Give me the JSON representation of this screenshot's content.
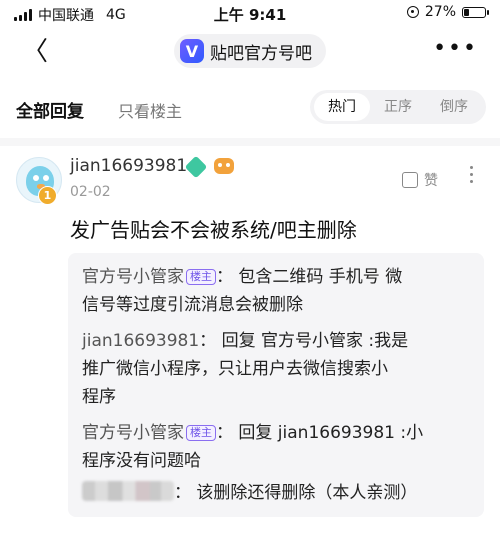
{
  "status_bar": {
    "carrier": "中国联通",
    "network": "4G",
    "time": "上午 9:41",
    "battery": "27%",
    "battery_level": 0.27
  },
  "nav": {
    "back_symbol": "〈",
    "title_logo_letter": "V",
    "title": "贴吧官方号吧",
    "more_symbol": "•••"
  },
  "sort": {
    "all_replies": "全部回复",
    "only_op": "只看楼主",
    "options": [
      "热门",
      "正序",
      "倒序"
    ],
    "active": "热门"
  },
  "post": {
    "username": "jian16693981",
    "level": "1",
    "date": "02-02",
    "like_label": "赞",
    "content": "发广告贴会不会被系统/吧主删除"
  },
  "replies": [
    {
      "who": "官方号小管家",
      "tag": "楼主",
      "sep": "：",
      "text_l1": "包含二维码 手机号 微",
      "text_l2": "信号等过度引流消息会被删除"
    },
    {
      "who": "jian16693981",
      "sep": "：",
      "text_l1": "回复 官方号小管家 :我是",
      "text_l2": "推广微信小程序，只让用户去微信搜索小",
      "text_l3": "程序"
    },
    {
      "who": "官方号小管家",
      "tag": "楼主",
      "sep": "：",
      "text_l1": "回复 jian16693981 :小",
      "text_l2": "程序没有问题哈"
    },
    {
      "sep": "：",
      "text_l1": "该删除还得删除（本人亲测）"
    }
  ],
  "colors": {
    "accent": "#6f55e8",
    "level_badge": "#f0ac2c",
    "gem_badge": "#3ec7a0"
  }
}
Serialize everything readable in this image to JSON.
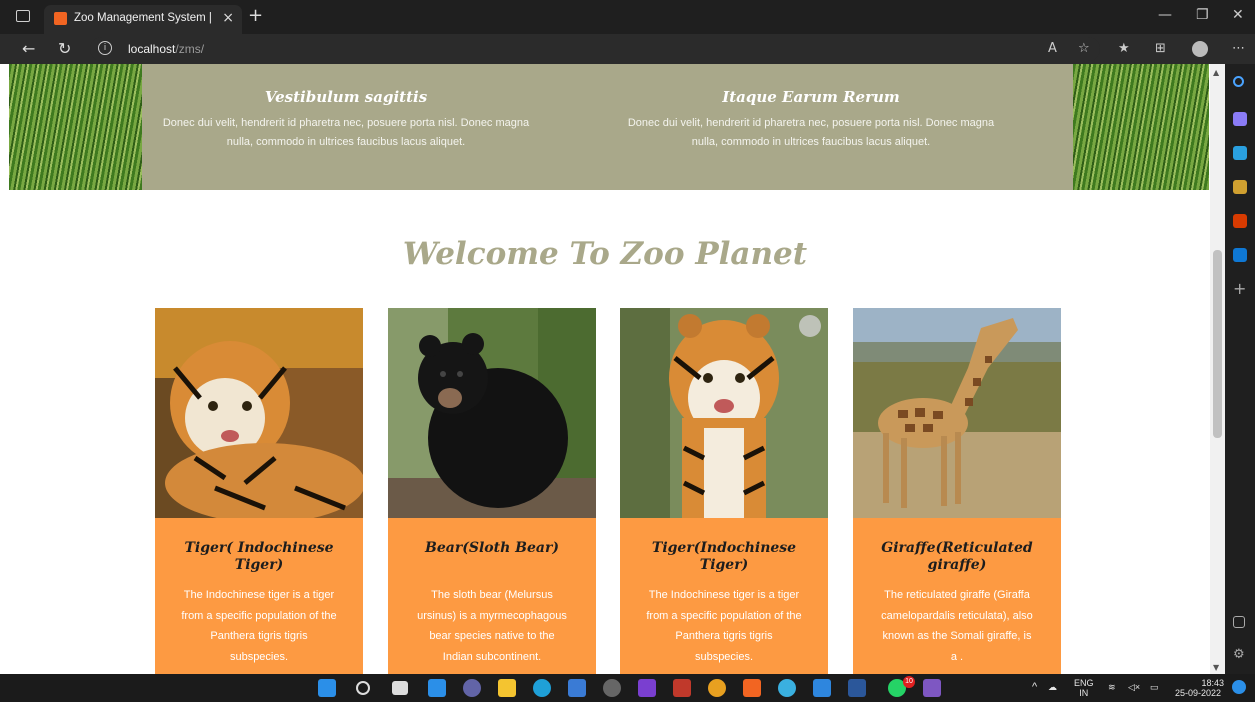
{
  "browser": {
    "tab_title": "Zoo Management System | Hom",
    "tab_close": "×",
    "new_tab": "+",
    "url_host": "localhost",
    "url_path": "/zms/",
    "window_minimize": "—",
    "window_restore": "❐",
    "window_close": "✕"
  },
  "banner": {
    "col1_title": "Vestibulum sagittis",
    "col1_text": "Donec dui velit, hendrerit id pharetra nec, posuere porta nisl. Donec magna nulla, commodo in ultrices faucibus lacus aliquet.",
    "col2_title": "Itaque Earum Rerum",
    "col2_text": "Donec dui velit, hendrerit id pharetra nec, posuere porta nisl. Donec magna nulla, commodo in ultrices faucibus lacus aliquet."
  },
  "welcome_heading": "Welcome To Zoo Planet",
  "cards": [
    {
      "title": "Tiger( Indochinese Tiger)",
      "text": "The Indochinese tiger is a tiger from a specific population of the Panthera tigris tigris subspecies.",
      "image": "tiger-lying"
    },
    {
      "title": "Bear(Sloth Bear)",
      "text": "The sloth bear (Melursus ursinus) is a myrmecophagous bear species native to the Indian subcontinent.",
      "image": "black-bear"
    },
    {
      "title": "Tiger(Indochinese Tiger)",
      "text": "The Indochinese tiger is a tiger from a specific population of the Panthera tigris tigris subspecies.",
      "image": "tiger-standing"
    },
    {
      "title": "Giraffe(Reticulated giraffe)",
      "text": "The reticulated giraffe (Giraffa camelopardalis reticulata), also known as the Somali giraffe, is a .",
      "image": "giraffe"
    }
  ],
  "taskbar": {
    "lang_top": "ENG",
    "lang_bottom": "IN",
    "time": "18:43",
    "date": "25-09-2022",
    "whatsapp_badge": "10"
  },
  "colors": {
    "banner": "#a9a88a",
    "card": "#fd9a42",
    "heading": "#a9a88a"
  }
}
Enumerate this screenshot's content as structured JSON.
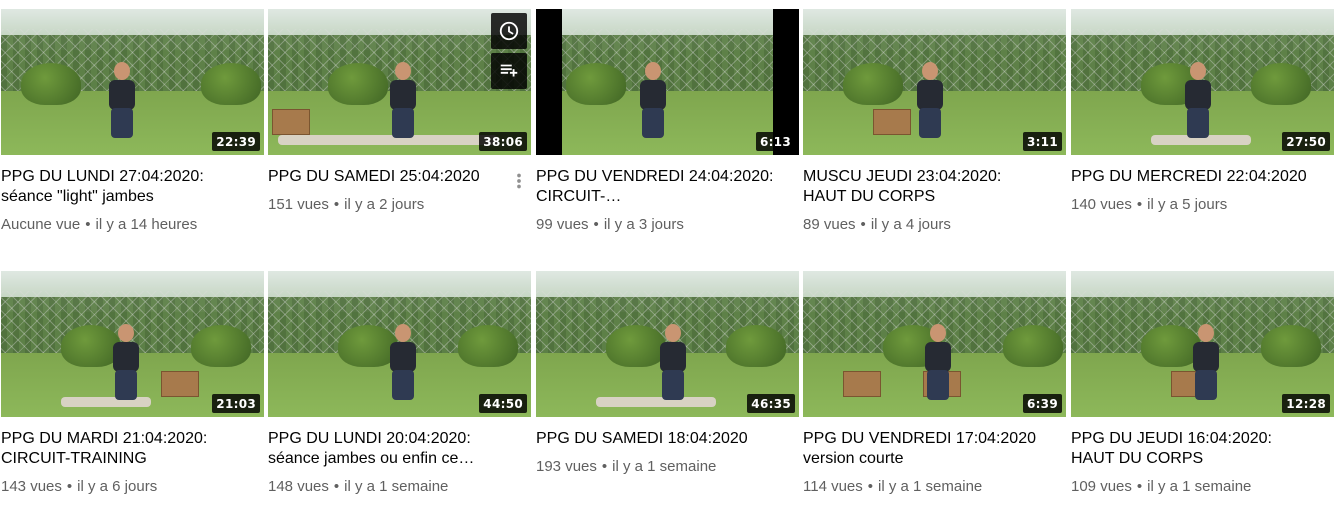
{
  "videos": [
    {
      "title": "PPG DU LUNDI 27:04:2020: séance \"light\" jambes",
      "views": "Aucune vue",
      "age": "il y a 14 heures",
      "duration": "22:39"
    },
    {
      "title": "PPG DU SAMEDI 25:04:2020",
      "views": "151 vues",
      "age": "il y a 2 jours",
      "duration": "38:06"
    },
    {
      "title": "PPG DU VENDREDI 24:04:2020: CIRCUIT-…",
      "views": "99 vues",
      "age": "il y a 3 jours",
      "duration": "6:13"
    },
    {
      "title": "MUSCU JEUDI 23:04:2020: HAUT DU CORPS",
      "views": "89 vues",
      "age": "il y a 4 jours",
      "duration": "3:11"
    },
    {
      "title": "PPG DU MERCREDI 22:04:2020",
      "views": "140 vues",
      "age": "il y a 5 jours",
      "duration": "27:50"
    },
    {
      "title": "PPG DU MARDI 21:04:2020: CIRCUIT-TRAINING",
      "views": "143 vues",
      "age": "il y a 6 jours",
      "duration": "21:03"
    },
    {
      "title": "PPG DU LUNDI 20:04:2020: séance jambes ou enfin ce…",
      "views": "148 vues",
      "age": "il y a 1 semaine",
      "duration": "44:50"
    },
    {
      "title": "PPG DU SAMEDI 18:04:2020",
      "views": "193 vues",
      "age": "il y a 1 semaine",
      "duration": "46:35"
    },
    {
      "title": "PPG DU VENDREDI 17:04:2020 version courte",
      "views": "114 vues",
      "age": "il y a 1 semaine",
      "duration": "6:39"
    },
    {
      "title": "PPG DU JEUDI 16:04:2020: HAUT DU CORPS",
      "views": "109 vues",
      "age": "il y a 1 semaine",
      "duration": "12:28"
    }
  ],
  "separator": "•",
  "hovered_index": 1,
  "hover_icons": [
    "clock-icon",
    "add-to-queue-icon",
    "more-vert-icon"
  ],
  "colors": {
    "duration_bg": "#000000cc",
    "meta_text": "#606060",
    "title_text": "#030303"
  }
}
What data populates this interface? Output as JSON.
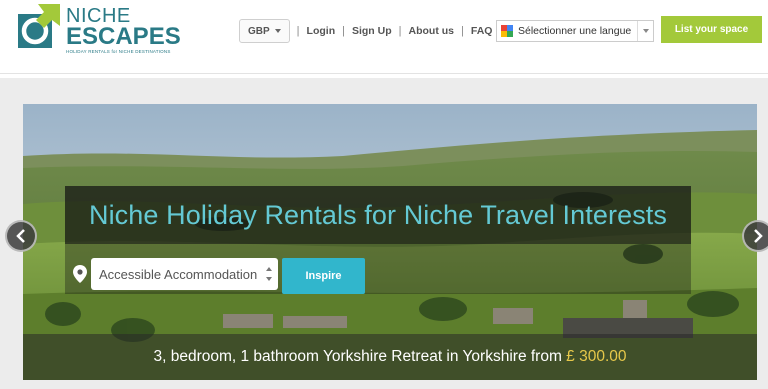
{
  "brand": {
    "name_top": "NICHE",
    "name_bottom": "ESCAPES",
    "tagline": "HOLIDAY RENTALS for NICHE DESTINATIONS",
    "color": "#2a7a86"
  },
  "nav": {
    "currency": "GBP",
    "links": [
      "Login",
      "Sign Up",
      "About us",
      "FAQ"
    ]
  },
  "language": {
    "label": "Sélectionner une langue"
  },
  "cta": {
    "label": "List your space",
    "color": "#a3c93a"
  },
  "hero": {
    "title": "Niche Holiday Rentals for Niche Travel Interests",
    "title_color": "#64c9d4",
    "search_value": "Accessible Accommodation",
    "button_label": "Inspire",
    "button_color": "#31b6cc",
    "caption_text": "3, bedroom, 1 bathroom Yorkshire Retreat in Yorkshire from ",
    "caption_price": "£ 300.00",
    "price_color": "#e6c84a"
  },
  "icons": {
    "location": "map-pin-icon",
    "prev": "chevron-left-icon",
    "next": "chevron-right-icon",
    "google": "google-translate-icon"
  }
}
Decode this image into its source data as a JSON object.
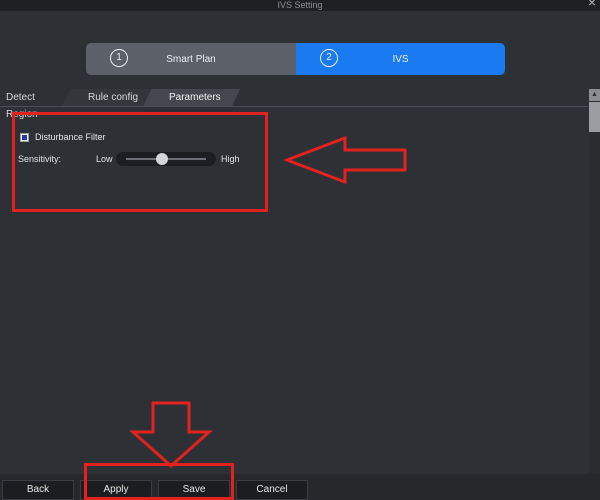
{
  "window": {
    "title": "IVS Setting",
    "close_glyph": "×"
  },
  "wizard": {
    "steps": [
      {
        "number": "1",
        "label": "Smart Plan"
      },
      {
        "number": "2",
        "label": "IVS"
      }
    ]
  },
  "tabs": [
    {
      "label": "Detect Region"
    },
    {
      "label": "Rule config"
    },
    {
      "label": "Parameters"
    }
  ],
  "parameters": {
    "disturbance_filter": {
      "label": "Disturbance Filter",
      "checked": true
    },
    "sensitivity": {
      "label": "Sensitivity:",
      "low": "Low",
      "high": "High",
      "level": 0.45
    }
  },
  "buttons": {
    "back": "Back",
    "apply": "Apply",
    "save": "Save",
    "cancel": "Cancel"
  },
  "colors": {
    "background": "#2d3035",
    "active_step": "#1a7af2",
    "inactive_step": "#5c6068",
    "annotation": "#e3221f"
  }
}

..........

Write out the full set of lines verbatim, without the pictures.

** THE COMPLETED TASK **
Give me the JSON representation of this screenshot's content.
{
  "status_bar": {
    "carrier": "中国联通",
    "network": "4G",
    "time": "上午 9:41",
    "battery": "27%",
    "battery_level": 0.27
  },
  "nav": {
    "back_symbol": "〈",
    "title_logo_letter": "V",
    "title": "贴吧官方号吧",
    "more_symbol": "•••"
  },
  "sort": {
    "all_replies": "全部回复",
    "only_op": "只看楼主",
    "options": [
      "热门",
      "正序",
      "倒序"
    ],
    "active": "热门"
  },
  "post": {
    "username": "jian16693981",
    "level": "1",
    "date": "02-02",
    "like_label": "赞",
    "content": "发广告贴会不会被系统/吧主删除"
  },
  "replies": [
    {
      "who": "官方号小管家",
      "tag": "楼主",
      "sep": "：",
      "text_l1": "包含二维码 手机号 微",
      "text_l2": "信号等过度引流消息会被删除"
    },
    {
      "who": "jian16693981",
      "sep": "：",
      "text_l1": "回复 官方号小管家 :我是",
      "text_l2": "推广微信小程序，只让用户去微信搜索小",
      "text_l3": "程序"
    },
    {
      "who": "官方号小管家",
      "tag": "楼主",
      "sep": "：",
      "text_l1": "回复 jian16693981 :小",
      "text_l2": "程序没有问题哈"
    },
    {
      "sep": "：",
      "text_l1": "该删除还得删除（本人亲测）"
    }
  ],
  "colors": {
    "accent": "#6f55e8",
    "level_badge": "#f0ac2c",
    "gem_badge": "#3ec7a0"
  }
}
Serialize everything readable in this image to JSON.
{
  "browser": {
    "tab_title": "Zoo Management System | Hom",
    "tab_close": "×",
    "new_tab": "+",
    "url_host": "localhost",
    "url_path": "/zms/",
    "window_minimize": "—",
    "window_restore": "❐",
    "window_close": "✕"
  },
  "banner": {
    "col1_title": "Vestibulum sagittis",
    "col1_text": "Donec dui velit, hendrerit id pharetra nec, posuere porta nisl. Donec magna nulla, commodo in ultrices faucibus lacus aliquet.",
    "col2_title": "Itaque Earum Rerum",
    "col2_text": "Donec dui velit, hendrerit id pharetra nec, posuere porta nisl. Donec magna nulla, commodo in ultrices faucibus lacus aliquet."
  },
  "welcome_heading": "Welcome To Zoo Planet",
  "cards": [
    {
      "title": "Tiger( Indochinese Tiger)",
      "text": "The Indochinese tiger is a tiger from a specific population of the Panthera tigris tigris subspecies.",
      "image": "tiger-lying"
    },
    {
      "title": "Bear(Sloth Bear)",
      "text": "The sloth bear (Melursus ursinus) is a myrmecophagous bear species native to the Indian subcontinent.",
      "image": "black-bear"
    },
    {
      "title": "Tiger(Indochinese Tiger)",
      "text": "The Indochinese tiger is a tiger from a specific population of the Panthera tigris tigris subspecies.",
      "image": "tiger-standing"
    },
    {
      "title": "Giraffe(Reticulated giraffe)",
      "text": "The reticulated giraffe (Giraffa camelopardalis reticulata), also known as the Somali giraffe, is a .",
      "image": "giraffe"
    }
  ],
  "taskbar": {
    "lang_top": "ENG",
    "lang_bottom": "IN",
    "time": "18:43",
    "date": "25-09-2022",
    "whatsapp_badge": "10"
  },
  "colors": {
    "banner": "#a9a88a",
    "card": "#fd9a42",
    "heading": "#a9a88a"
  }
}
Enumerate this screenshot's content as structured JSON.
{
  "videos": [
    {
      "title": "PPG DU LUNDI 27:04:2020: séance \"light\" jambes",
      "views": "Aucune vue",
      "age": "il y a 14 heures",
      "duration": "22:39"
    },
    {
      "title": "PPG DU SAMEDI 25:04:2020",
      "views": "151 vues",
      "age": "il y a 2 jours",
      "duration": "38:06"
    },
    {
      "title": "PPG DU VENDREDI 24:04:2020: CIRCUIT-…",
      "views": "99 vues",
      "age": "il y a 3 jours",
      "duration": "6:13"
    },
    {
      "title": "MUSCU JEUDI 23:04:2020: HAUT DU CORPS",
      "views": "89 vues",
      "age": "il y a 4 jours",
      "duration": "3:11"
    },
    {
      "title": "PPG DU MERCREDI 22:04:2020",
      "views": "140 vues",
      "age": "il y a 5 jours",
      "duration": "27:50"
    },
    {
      "title": "PPG DU MARDI 21:04:2020: CIRCUIT-TRAINING",
      "views": "143 vues",
      "age": "il y a 6 jours",
      "duration": "21:03"
    },
    {
      "title": "PPG DU LUNDI 20:04:2020: séance jambes ou enfin ce…",
      "views": "148 vues",
      "age": "il y a 1 semaine",
      "duration": "44:50"
    },
    {
      "title": "PPG DU SAMEDI 18:04:2020",
      "views": "193 vues",
      "age": "il y a 1 semaine",
      "duration": "46:35"
    },
    {
      "title": "PPG DU VENDREDI 17:04:2020 version courte",
      "views": "114 vues",
      "age": "il y a 1 semaine",
      "duration": "6:39"
    },
    {
      "title": "PPG DU JEUDI 16:04:2020: HAUT DU CORPS",
      "views": "109 vues",
      "age": "il y a 1 semaine",
      "duration": "12:28"
    }
  ],
  "separator": "•",
  "hovered_index": 1,
  "hover_icons": [
    "clock-icon",
    "add-to-queue-icon",
    "more-vert-icon"
  ],
  "colors": {
    "duration_bg": "#000000cc",
    "meta_text": "#606060",
    "title_text": "#030303"
  }
}
What data populates this interface? Output as JSON.
{
  "brand": {
    "name_top": "NICHE",
    "name_bottom": "ESCAPES",
    "tagline": "HOLIDAY RENTALS for NICHE DESTINATIONS",
    "color": "#2a7a86"
  },
  "nav": {
    "currency": "GBP",
    "links": [
      "Login",
      "Sign Up",
      "About us",
      "FAQ"
    ]
  },
  "language": {
    "label": "Sélectionner une langue"
  },
  "cta": {
    "label": "List your space",
    "color": "#a3c93a"
  },
  "hero": {
    "title": "Niche Holiday Rentals for Niche Travel Interests",
    "title_color": "#64c9d4",
    "search_value": "Accessible Accommodation",
    "button_label": "Inspire",
    "button_color": "#31b6cc",
    "caption_text": "3, bedroom, 1 bathroom Yorkshire Retreat in Yorkshire from ",
    "caption_price": "£ 300.00",
    "price_color": "#e6c84a"
  },
  "icons": {
    "location": "map-pin-icon",
    "prev": "chevron-left-icon",
    "next": "chevron-right-icon",
    "google": "google-translate-icon"
  }
}
Decode this image into its source data as a JSON object.
{
  "window": {
    "title": "IVS Setting",
    "close_glyph": "×"
  },
  "wizard": {
    "steps": [
      {
        "number": "1",
        "label": "Smart Plan"
      },
      {
        "number": "2",
        "label": "IVS"
      }
    ]
  },
  "tabs": [
    {
      "label": "Detect Region"
    },
    {
      "label": "Rule config"
    },
    {
      "label": "Parameters"
    }
  ],
  "parameters": {
    "disturbance_filter": {
      "label": "Disturbance Filter",
      "checked": true
    },
    "sensitivity": {
      "label": "Sensitivity:",
      "low": "Low",
      "high": "High",
      "level": 0.45
    }
  },
  "buttons": {
    "back": "Back",
    "apply": "Apply",
    "save": "Save",
    "cancel": "Cancel"
  },
  "colors": {
    "background": "#2d3035",
    "active_step": "#1a7af2",
    "inactive_step": "#5c6068",
    "annotation": "#e3221f"
  }
}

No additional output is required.